### What you are asked to do
Search the data below for the word "Spend" and copy each line that holds it.

### Data to use
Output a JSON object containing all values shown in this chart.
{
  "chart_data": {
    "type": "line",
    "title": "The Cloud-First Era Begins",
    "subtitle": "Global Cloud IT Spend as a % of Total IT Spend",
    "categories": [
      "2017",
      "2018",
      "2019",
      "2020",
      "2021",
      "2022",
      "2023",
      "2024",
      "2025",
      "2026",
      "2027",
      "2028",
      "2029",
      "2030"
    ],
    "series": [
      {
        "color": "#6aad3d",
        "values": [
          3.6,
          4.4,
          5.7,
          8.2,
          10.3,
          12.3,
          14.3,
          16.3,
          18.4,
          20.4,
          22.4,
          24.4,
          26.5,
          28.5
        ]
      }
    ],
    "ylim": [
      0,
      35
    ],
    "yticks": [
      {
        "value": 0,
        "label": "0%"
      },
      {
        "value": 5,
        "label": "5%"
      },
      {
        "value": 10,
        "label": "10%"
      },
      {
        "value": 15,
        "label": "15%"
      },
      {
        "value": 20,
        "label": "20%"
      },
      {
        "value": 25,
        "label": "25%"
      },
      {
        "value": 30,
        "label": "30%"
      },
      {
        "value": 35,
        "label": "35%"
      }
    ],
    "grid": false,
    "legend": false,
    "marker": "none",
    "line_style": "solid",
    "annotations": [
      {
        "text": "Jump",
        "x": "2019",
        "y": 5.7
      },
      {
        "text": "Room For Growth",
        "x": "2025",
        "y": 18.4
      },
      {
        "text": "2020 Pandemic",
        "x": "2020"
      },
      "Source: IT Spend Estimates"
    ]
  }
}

### Exercise solution
    "subtitle": "Global Cloud IT Spend as a % of Total IT Spend",
      "Source: IT Spend Estimates"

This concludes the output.